AIM
Please repeat all of the listing exactly.

[Stored entries]
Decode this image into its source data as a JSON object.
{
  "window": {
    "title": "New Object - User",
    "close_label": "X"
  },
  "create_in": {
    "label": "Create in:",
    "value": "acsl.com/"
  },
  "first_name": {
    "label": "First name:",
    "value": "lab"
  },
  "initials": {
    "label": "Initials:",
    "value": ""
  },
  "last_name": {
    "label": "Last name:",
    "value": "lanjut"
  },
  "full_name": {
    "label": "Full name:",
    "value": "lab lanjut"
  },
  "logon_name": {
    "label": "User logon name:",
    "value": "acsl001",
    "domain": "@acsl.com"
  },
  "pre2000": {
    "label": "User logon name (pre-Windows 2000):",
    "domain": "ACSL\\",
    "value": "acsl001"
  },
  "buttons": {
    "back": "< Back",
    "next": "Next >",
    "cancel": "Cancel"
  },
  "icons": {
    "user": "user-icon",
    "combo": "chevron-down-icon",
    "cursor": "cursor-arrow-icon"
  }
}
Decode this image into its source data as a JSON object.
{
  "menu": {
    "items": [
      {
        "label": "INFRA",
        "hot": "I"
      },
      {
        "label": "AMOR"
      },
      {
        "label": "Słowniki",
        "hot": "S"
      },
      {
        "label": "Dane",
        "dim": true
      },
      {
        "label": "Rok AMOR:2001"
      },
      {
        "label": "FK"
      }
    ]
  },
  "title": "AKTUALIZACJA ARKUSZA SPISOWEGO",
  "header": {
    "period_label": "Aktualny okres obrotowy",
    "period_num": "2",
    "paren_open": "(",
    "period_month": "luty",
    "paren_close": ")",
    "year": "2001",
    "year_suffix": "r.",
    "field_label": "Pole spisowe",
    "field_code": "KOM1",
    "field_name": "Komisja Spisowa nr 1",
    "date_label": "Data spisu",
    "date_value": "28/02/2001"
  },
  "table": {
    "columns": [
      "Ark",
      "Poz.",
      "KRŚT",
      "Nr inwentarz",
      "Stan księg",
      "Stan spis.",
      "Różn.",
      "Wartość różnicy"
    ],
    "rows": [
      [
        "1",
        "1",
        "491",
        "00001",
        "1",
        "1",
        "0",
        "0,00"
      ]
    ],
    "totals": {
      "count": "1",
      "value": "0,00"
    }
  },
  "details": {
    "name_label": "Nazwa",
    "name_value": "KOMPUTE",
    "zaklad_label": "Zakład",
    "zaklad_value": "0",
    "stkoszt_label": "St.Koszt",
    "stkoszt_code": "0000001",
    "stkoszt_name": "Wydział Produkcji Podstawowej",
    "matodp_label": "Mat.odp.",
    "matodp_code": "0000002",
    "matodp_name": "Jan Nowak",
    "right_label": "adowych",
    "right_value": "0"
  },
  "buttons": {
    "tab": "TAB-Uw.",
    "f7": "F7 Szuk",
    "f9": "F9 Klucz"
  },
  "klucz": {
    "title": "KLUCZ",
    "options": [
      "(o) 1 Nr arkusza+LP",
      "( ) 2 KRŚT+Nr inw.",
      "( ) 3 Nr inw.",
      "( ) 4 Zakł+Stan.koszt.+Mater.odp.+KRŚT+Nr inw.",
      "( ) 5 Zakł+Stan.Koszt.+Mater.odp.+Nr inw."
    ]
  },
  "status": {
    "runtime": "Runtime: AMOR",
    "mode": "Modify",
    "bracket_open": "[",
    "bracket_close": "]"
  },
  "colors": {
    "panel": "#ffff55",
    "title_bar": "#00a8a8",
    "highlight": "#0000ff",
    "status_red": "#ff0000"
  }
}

FINISHED EXERCISE
Decode this image into its source data as a JSON object.
{
  "window": {
    "title": "New Object - User",
    "close_label": "X"
  },
  "create_in": {
    "label": "Create in:",
    "value": "acsl.com/"
  },
  "first_name": {
    "label": "First name:",
    "value": "lab"
  },
  "initials": {
    "label": "Initials:",
    "value": ""
  },
  "last_name": {
    "label": "Last name:",
    "value": "lanjut"
  },
  "full_name": {
    "label": "Full name:",
    "value": "lab lanjut"
  },
  "logon_name": {
    "label": "User logon name:",
    "value": "acsl001",
    "domain": "@acsl.com"
  },
  "pre2000": {
    "label": "User logon name (pre-Windows 2000):",
    "domain": "ACSL\\",
    "value": "acsl001"
  },
  "buttons": {
    "back": "< Back",
    "next": "Next >",
    "cancel": "Cancel"
  },
  "icons": {
    "user": "user-icon",
    "combo": "chevron-down-icon",
    "cursor": "cursor-arrow-icon"
  }
}
Decode this image into its source data as a JSON object.
{
  "menu": {
    "items": [
      {
        "label": "INFRA",
        "hot": "I"
      },
      {
        "label": "AMOR"
      },
      {
        "label": "Słowniki",
        "hot": "S"
      },
      {
        "label": "Dane",
        "dim": true
      },
      {
        "label": "Rok AMOR:2001"
      },
      {
        "label": "FK"
      }
    ]
  },
  "title": "AKTUALIZACJA ARKUSZA SPISOWEGO",
  "header": {
    "period_label": "Aktualny okres obrotowy",
    "period_num": "2",
    "paren_open": "(",
    "period_month": "luty",
    "paren_close": ")",
    "year": "2001",
    "year_suffix": "r.",
    "field_label": "Pole spisowe",
    "field_code": "KOM1",
    "field_name": "Komisja Spisowa nr 1",
    "date_label": "Data spisu",
    "date_value": "28/02/2001"
  },
  "table": {
    "columns": [
      "Ark",
      "Poz.",
      "KRŚT",
      "Nr inwentarz",
      "Stan księg",
      "Stan spis.",
      "Różn.",
      "Wartość różnicy"
    ],
    "rows": [
      [
        "1",
        "1",
        "491",
        "00001",
        "1",
        "1",
        "0",
        "0,00"
      ]
    ],
    "totals": {
      "count": "1",
      "value": "0,00"
    }
  },
  "details": {
    "name_label": "Nazwa",
    "name_value": "KOMPUTE",
    "zaklad_label": "Zakład",
    "zaklad_value": "0",
    "stkoszt_label": "St.Koszt",
    "stkoszt_code": "0000001",
    "stkoszt_name": "Wydział Produkcji Podstawowej",
    "matodp_label": "Mat.odp.",
    "matodp_code": "0000002",
    "matodp_name": "Jan Nowak",
    "right_label": "adowych",
    "right_value": "0"
  },
  "buttons": {
    "tab": "TAB-Uw.",
    "f7": "F7 Szuk",
    "f9": "F9 Klucz"
  },
  "klucz": {
    "title": "KLUCZ",
    "options": [
      "(o) 1 Nr arkusza+LP",
      "( ) 2 KRŚT+Nr inw.",
      "( ) 3 Nr inw.",
      "( ) 4 Zakł+Stan.koszt.+Mater.odp.+KRŚT+Nr inw.",
      "( ) 5 Zakł+Stan.Koszt.+Mater.odp.+Nr inw."
    ]
  },
  "status": {
    "runtime": "Runtime: AMOR",
    "mode": "Modify",
    "bracket_open": "[",
    "bracket_close": "]"
  },
  "colors": {
    "panel": "#ffff55",
    "title_bar": "#00a8a8",
    "highlight": "#0000ff",
    "status_red": "#ff0000"
  }
}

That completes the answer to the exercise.